• **TASK TO CARRY OUT**
Copy each line below word for word and drop every image.

***

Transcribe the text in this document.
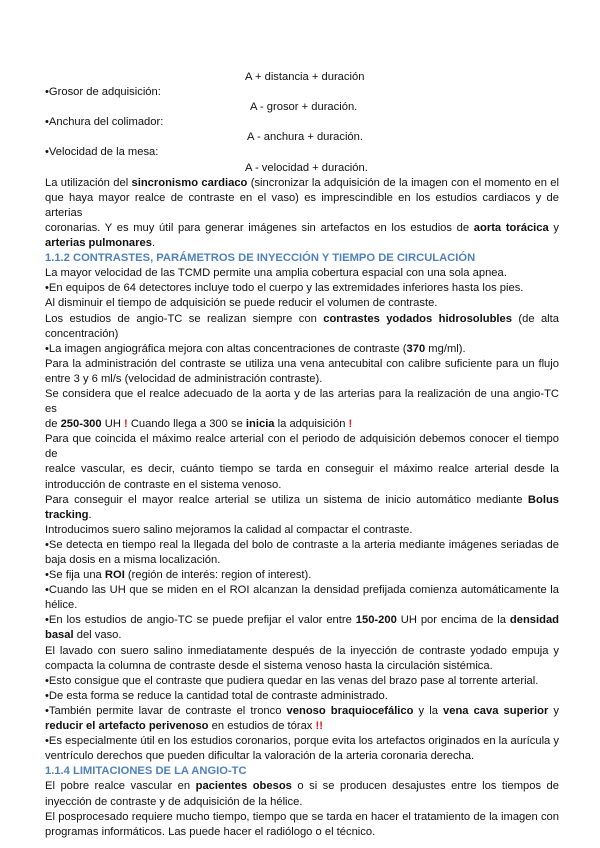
A + distancia + duración
•Grosor de adquisición:
A - grosor + duración.
•Anchura del colimador:
A - anchura + duración.
•Velocidad de la mesa:
A - velocidad + duración.
La utilización del sincronismo cardiaco (sincronizar la adquisición de la imagen con el momento en el
que haya mayor realce de contraste en el vaso) es imprescindible en los estudios cardiacos y de arterias
coronarias. Y es muy útil para generar imágenes sin artefactos en los estudios de aorta torácica y
arterias pulmonares.
1.1.2 CONTRASTES, PARÁMETROS DE INYECCIÓN Y TIEMPO DE CIRCULACIÓN
La mayor velocidad de las TCMD permite una amplia cobertura espacial con una sola apnea.
•En equipos de 64 detectores incluye todo el cuerpo y las extremidades inferiores hasta los pies.
Al disminuir el tiempo de adquisición se puede reducir el volumen de contraste.
Los estudios de angio-TC se realizan siempre con contrastes yodados hidrosolubles (de alta
concentración)
•La imagen angiográfica mejora con altas concentraciones de contraste (370 mg/ml).
Para la administración del contraste se utiliza una vena antecubital con calibre suficiente para un flujo
entre 3 y 6 ml/s (velocidad de administración contraste).
Se considera que el realce adecuado de la aorta y de las arterias para la realización de una angio-TC es
de 250-300 UH ! Cuando llega a 300 se inicia la adquisición !
Para que coincida el máximo realce arterial con el periodo de adquisición debemos conocer el tiempo de
realce vascular, es decir, cuánto tiempo se tarda en conseguir el máximo realce arterial desde la
introducción de contraste en el sistema venoso.
Para conseguir el mayor realce arterial se utiliza un sistema de inicio automático mediante Bolus
tracking.
Introducimos suero salino mejoramos la calidad al compactar el contraste.
•Se detecta en tiempo real la llegada del bolo de contraste a la arteria mediante imágenes seriadas de
baja dosis en a misma localización.
•Se fija una ROI (región de interés: region of interest).
•Cuando las UH que se miden en el ROI alcanzan la densidad prefijada comienza automáticamente la
hélice.
•En los estudios de angio-TC se puede prefijar el valor entre 150-200 UH por encima de la densidad
basal del vaso.
El lavado con suero salino inmediatamente después de la inyección de contraste yodado empuja y
compacta la columna de contraste desde el sistema venoso hasta la circulación sistémica.
•Esto consigue que el contraste que pudiera quedar en las venas del brazo pase al torrente arterial.
•De esta forma se reduce la cantidad total de contraste administrado.
•También permite lavar de contraste el tronco venoso braquiocefálico y la vena cava superior y
reducir el artefacto perivenoso en estudios de tórax !!
•Es especialmente útil en los estudios coronarios, porque evita los artefactos originados en la aurícula y
ventrículo derechos que pueden dificultar la valoración de la arteria coronaria derecha.
1.1.4 LIMITACIONES DE LA ANGIO-TC
El pobre realce vascular en pacientes obesos o si se producen desajustes entre los tiempos de
inyección de contraste y de adquisición de la hélice.
El posprocesado requiere mucho tiempo, tiempo que se tarda en hacer el tratamiento de la imagen con
programas informáticos. Las puede hacer el radiólogo o el técnico.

***

• **WRITTEN REPLY**
Transcribe the text in this document.
A + distancia + duración
•Grosor de adquisición:
A - grosor + duración.
•Anchura del colimador:
A - anchura + duración.
•Velocidad de la mesa:
A - velocidad + duración.
La utilización del sincronismo cardiaco (sincronizar la adquisición de la imagen con el momento en el
que haya mayor realce de contraste en el vaso) es imprescindible en los estudios cardiacos y de arterias
coronarias. Y es muy útil para generar imágenes sin artefactos en los estudios de aorta torácica y
arterias pulmonares.
1.1.2 CONTRASTES, PARÁMETROS DE INYECCIÓN Y TIEMPO DE CIRCULACIÓN
La mayor velocidad de las TCMD permite una amplia cobertura espacial con una sola apnea.
•En equipos de 64 detectores incluye todo el cuerpo y las extremidades inferiores hasta los pies.
Al disminuir el tiempo de adquisición se puede reducir el volumen de contraste.
Los estudios de angio-TC se realizan siempre con contrastes yodados hidrosolubles (de alta
concentración)
•La imagen angiográfica mejora con altas concentraciones de contraste (370 mg/ml).
Para la administración del contraste se utiliza una vena antecubital con calibre suficiente para un flujo
entre 3 y 6 ml/s (velocidad de administración contraste).
Se considera que el realce adecuado de la aorta y de las arterias para la realización de una angio-TC es
de 250-300 UH ! Cuando llega a 300 se inicia la adquisición !
Para que coincida el máximo realce arterial con el periodo de adquisición debemos conocer el tiempo de
realce vascular, es decir, cuánto tiempo se tarda en conseguir el máximo realce arterial desde la
introducción de contraste en el sistema venoso.
Para conseguir el mayor realce arterial se utiliza un sistema de inicio automático mediante Bolus
tracking.
Introducimos suero salino mejoramos la calidad al compactar el contraste.
•Se detecta en tiempo real la llegada del bolo de contraste a la arteria mediante imágenes seriadas de
baja dosis en a misma localización.
•Se fija una ROI (región de interés: region of interest).
•Cuando las UH que se miden en el ROI alcanzan la densidad prefijada comienza automáticamente la
hélice.
•En los estudios de angio-TC se puede prefijar el valor entre 150-200 UH por encima de la densidad
basal del vaso.
El lavado con suero salino inmediatamente después de la inyección de contraste yodado empuja y
compacta la columna de contraste desde el sistema venoso hasta la circulación sistémica.
•Esto consigue que el contraste que pudiera quedar en las venas del brazo pase al torrente arterial.
•De esta forma se reduce la cantidad total de contraste administrado.
•También permite lavar de contraste el tronco venoso braquiocefálico y la vena cava superior y
reducir el artefacto perivenoso en estudios de tórax !!
•Es especialmente útil en los estudios coronarios, porque evita los artefactos originados en la aurícula y
ventrículo derechos que pueden dificultar la valoración de la arteria coronaria derecha.
1.1.4 LIMITACIONES DE LA ANGIO-TC
El pobre realce vascular en pacientes obesos o si se producen desajustes entre los tiempos de
inyección de contraste y de adquisición de la hélice.
El posprocesado requiere mucho tiempo, tiempo que se tarda en hacer el tratamiento de la imagen con
programas informáticos. Las puede hacer el radiólogo o el técnico.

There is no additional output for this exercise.